++++ Task input

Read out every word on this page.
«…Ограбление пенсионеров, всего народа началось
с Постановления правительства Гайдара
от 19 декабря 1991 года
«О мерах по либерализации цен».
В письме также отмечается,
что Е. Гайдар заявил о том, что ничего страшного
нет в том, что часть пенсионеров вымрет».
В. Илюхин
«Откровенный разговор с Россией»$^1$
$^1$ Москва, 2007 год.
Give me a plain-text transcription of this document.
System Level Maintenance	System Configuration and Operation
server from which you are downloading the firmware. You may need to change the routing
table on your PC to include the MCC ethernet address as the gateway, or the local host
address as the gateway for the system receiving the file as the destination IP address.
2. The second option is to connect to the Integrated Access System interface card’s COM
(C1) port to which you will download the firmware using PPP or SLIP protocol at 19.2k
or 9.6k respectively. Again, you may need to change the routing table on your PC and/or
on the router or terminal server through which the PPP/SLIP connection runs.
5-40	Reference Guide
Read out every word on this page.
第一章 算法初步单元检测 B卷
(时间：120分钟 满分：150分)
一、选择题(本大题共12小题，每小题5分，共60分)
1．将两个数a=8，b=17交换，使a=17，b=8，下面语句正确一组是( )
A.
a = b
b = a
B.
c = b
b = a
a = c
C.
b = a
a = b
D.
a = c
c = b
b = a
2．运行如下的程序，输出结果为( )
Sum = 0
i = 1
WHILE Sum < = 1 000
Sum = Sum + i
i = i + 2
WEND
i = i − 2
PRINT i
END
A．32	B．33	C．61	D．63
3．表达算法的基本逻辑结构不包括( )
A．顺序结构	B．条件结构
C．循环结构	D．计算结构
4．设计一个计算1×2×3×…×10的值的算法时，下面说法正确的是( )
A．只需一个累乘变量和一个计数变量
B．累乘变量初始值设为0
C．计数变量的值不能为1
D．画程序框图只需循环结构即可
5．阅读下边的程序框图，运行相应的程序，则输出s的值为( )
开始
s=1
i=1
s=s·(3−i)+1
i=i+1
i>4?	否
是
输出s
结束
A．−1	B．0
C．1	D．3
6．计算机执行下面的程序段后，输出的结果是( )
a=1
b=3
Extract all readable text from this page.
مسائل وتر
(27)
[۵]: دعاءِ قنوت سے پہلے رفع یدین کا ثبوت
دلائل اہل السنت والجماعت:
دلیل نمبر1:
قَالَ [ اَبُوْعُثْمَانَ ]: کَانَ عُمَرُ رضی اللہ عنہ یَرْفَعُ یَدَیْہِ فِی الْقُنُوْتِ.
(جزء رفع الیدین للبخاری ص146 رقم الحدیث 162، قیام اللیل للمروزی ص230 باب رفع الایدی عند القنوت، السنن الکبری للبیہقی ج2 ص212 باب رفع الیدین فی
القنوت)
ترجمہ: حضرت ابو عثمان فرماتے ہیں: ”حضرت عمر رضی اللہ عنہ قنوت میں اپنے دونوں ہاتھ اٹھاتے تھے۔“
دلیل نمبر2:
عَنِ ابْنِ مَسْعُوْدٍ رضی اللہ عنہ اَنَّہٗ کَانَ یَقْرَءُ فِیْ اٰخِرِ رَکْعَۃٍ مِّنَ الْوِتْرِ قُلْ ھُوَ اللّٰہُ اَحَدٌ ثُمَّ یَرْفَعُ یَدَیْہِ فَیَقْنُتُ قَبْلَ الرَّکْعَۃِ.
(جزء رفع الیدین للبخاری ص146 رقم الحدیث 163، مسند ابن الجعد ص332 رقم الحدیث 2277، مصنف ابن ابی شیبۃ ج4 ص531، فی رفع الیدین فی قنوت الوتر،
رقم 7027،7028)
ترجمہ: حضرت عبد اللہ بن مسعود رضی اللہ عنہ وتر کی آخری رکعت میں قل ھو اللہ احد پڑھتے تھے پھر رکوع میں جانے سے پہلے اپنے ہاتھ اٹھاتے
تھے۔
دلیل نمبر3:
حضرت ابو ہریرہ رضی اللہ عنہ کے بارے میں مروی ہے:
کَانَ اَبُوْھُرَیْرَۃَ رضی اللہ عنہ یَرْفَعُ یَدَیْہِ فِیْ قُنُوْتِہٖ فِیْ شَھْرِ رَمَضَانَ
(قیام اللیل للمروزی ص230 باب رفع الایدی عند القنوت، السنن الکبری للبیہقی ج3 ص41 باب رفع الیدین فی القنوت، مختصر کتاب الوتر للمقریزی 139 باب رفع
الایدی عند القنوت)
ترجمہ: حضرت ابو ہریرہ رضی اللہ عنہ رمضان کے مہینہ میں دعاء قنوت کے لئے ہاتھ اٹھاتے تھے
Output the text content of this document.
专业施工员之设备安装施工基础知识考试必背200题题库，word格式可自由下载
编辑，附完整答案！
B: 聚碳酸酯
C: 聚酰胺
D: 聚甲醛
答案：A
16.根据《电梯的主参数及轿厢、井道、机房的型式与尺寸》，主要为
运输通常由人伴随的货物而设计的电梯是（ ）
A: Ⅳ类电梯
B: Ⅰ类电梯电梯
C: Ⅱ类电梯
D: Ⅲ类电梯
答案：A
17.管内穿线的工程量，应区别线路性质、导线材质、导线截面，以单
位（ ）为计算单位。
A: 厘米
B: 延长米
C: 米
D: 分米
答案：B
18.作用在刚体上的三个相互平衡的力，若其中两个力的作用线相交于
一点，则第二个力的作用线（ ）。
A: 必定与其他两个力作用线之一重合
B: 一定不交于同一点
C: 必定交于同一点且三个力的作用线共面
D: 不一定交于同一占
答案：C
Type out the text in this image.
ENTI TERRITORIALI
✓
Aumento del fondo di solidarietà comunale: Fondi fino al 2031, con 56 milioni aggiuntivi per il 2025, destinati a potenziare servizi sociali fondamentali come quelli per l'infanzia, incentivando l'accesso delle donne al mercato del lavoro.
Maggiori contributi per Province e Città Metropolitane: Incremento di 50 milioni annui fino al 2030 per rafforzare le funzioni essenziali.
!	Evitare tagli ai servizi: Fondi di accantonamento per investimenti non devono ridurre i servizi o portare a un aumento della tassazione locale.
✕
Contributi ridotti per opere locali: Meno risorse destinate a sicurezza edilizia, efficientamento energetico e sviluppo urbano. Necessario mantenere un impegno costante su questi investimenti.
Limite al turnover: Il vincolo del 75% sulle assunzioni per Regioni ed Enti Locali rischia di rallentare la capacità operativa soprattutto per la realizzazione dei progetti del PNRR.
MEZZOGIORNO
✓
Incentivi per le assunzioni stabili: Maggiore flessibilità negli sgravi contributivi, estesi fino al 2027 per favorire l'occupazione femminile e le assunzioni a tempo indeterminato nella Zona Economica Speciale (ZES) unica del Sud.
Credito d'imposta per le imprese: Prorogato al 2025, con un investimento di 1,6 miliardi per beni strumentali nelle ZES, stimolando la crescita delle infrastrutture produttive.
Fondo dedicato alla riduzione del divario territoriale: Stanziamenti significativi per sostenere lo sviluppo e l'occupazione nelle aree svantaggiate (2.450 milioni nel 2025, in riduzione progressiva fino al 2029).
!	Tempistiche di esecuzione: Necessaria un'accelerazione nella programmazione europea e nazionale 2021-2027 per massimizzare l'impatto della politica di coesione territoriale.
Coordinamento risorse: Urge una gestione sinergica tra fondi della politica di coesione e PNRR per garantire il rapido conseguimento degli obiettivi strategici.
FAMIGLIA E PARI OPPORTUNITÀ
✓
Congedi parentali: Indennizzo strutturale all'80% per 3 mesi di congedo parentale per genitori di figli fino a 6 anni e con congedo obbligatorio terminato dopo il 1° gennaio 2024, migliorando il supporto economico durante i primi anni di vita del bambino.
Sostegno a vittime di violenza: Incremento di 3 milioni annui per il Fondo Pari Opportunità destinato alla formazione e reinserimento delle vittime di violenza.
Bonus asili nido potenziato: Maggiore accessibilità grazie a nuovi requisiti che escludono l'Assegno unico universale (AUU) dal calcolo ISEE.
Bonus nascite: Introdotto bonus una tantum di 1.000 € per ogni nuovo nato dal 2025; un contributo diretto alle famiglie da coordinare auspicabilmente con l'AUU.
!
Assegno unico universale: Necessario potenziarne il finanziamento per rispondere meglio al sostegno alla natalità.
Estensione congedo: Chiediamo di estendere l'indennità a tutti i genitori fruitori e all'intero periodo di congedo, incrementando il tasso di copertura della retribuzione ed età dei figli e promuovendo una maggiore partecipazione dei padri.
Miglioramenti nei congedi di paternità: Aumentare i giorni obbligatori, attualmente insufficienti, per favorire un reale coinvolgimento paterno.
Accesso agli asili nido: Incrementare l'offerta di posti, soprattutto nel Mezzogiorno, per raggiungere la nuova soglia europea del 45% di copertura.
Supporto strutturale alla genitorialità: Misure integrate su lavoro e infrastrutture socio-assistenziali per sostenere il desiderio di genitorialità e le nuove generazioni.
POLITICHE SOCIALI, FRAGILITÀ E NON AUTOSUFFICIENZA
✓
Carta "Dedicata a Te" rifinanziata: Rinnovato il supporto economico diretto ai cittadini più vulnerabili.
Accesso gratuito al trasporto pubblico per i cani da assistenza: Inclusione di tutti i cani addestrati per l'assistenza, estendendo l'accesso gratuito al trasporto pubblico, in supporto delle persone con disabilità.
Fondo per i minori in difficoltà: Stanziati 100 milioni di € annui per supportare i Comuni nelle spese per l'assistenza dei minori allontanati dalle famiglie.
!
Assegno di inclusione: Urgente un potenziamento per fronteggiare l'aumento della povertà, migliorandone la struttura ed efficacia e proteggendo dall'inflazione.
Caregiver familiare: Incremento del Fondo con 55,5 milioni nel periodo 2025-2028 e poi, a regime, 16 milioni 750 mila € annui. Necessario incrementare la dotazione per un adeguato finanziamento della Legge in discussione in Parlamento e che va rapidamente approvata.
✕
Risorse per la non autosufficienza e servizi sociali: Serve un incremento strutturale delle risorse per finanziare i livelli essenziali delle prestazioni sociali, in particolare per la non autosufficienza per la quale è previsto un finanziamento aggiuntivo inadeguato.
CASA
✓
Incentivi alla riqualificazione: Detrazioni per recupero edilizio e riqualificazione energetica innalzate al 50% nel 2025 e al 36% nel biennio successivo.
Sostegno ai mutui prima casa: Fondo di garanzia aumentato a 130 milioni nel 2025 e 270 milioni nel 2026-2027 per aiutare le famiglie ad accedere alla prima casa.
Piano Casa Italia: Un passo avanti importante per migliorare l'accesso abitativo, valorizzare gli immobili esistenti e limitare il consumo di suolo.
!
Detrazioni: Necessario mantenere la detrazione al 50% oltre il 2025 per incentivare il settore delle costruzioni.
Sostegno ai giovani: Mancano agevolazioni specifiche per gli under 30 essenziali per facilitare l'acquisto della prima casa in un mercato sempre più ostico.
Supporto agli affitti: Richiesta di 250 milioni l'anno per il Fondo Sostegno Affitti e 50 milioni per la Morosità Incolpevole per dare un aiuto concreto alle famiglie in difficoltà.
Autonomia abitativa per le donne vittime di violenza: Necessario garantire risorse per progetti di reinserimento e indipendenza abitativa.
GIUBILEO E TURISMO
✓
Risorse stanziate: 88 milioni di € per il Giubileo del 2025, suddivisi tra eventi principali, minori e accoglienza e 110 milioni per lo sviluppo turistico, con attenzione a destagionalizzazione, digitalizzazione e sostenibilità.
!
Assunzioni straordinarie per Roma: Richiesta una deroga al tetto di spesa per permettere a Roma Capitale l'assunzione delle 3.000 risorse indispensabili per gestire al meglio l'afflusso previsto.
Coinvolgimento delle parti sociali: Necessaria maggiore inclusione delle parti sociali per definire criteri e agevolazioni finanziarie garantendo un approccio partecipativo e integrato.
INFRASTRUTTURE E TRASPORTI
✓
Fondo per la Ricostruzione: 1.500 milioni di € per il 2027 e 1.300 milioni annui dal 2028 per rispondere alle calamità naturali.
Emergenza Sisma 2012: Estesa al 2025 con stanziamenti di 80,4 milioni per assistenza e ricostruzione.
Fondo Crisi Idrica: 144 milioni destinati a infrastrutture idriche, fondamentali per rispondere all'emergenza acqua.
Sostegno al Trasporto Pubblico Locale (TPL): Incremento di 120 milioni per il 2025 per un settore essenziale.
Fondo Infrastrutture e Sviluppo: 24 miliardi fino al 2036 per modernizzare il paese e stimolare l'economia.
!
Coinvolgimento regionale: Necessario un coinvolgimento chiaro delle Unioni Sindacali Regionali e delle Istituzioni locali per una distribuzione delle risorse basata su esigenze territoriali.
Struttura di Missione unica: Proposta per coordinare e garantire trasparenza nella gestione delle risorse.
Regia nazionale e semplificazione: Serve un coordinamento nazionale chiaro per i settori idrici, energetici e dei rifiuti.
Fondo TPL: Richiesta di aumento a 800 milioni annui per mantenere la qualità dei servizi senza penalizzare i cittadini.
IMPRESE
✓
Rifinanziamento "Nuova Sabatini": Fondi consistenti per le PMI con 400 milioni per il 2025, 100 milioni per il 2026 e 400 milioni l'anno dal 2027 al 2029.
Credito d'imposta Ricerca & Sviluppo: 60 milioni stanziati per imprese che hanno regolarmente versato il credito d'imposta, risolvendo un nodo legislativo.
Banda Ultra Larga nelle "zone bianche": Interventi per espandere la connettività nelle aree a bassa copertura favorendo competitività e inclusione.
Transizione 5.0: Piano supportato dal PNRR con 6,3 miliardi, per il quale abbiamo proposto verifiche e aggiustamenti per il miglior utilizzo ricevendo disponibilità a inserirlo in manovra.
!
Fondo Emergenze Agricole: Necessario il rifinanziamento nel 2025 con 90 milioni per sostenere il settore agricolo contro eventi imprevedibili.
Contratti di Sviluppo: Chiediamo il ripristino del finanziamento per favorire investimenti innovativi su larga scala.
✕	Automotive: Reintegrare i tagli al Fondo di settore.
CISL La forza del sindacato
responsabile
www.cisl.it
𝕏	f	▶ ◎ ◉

++++++++

- [Brief]: Consider the entries above and return each line with the string "famiglie".

- [Complete output]:
Bonus nascite: Introdotto bonus una tantum di 1.000 € per ogni nuovo nato dal 2025; un contributo diretto alle famiglie da coordinare auspicabilmente con l'AUU.
Fondo per i minori in difficoltà: Stanziati 100 milioni di € annui per supportare i Comuni nelle spese per l'assistenza dei minori allontanati dalle famiglie.
Sostegno ai mutui prima casa: Fondo di garanzia aumentato a 130 milioni nel 2025 e 270 milioni nel 2026-2027 per aiutare le famiglie ad accedere alla prima casa.
Supporto agli affitti: Richiesta di 250 milioni l'anno per il Fondo Sostegno Affitti e 50 milioni per la Morosità Incolpevole per dare un aiuto concreto alle famiglie in difficoltà.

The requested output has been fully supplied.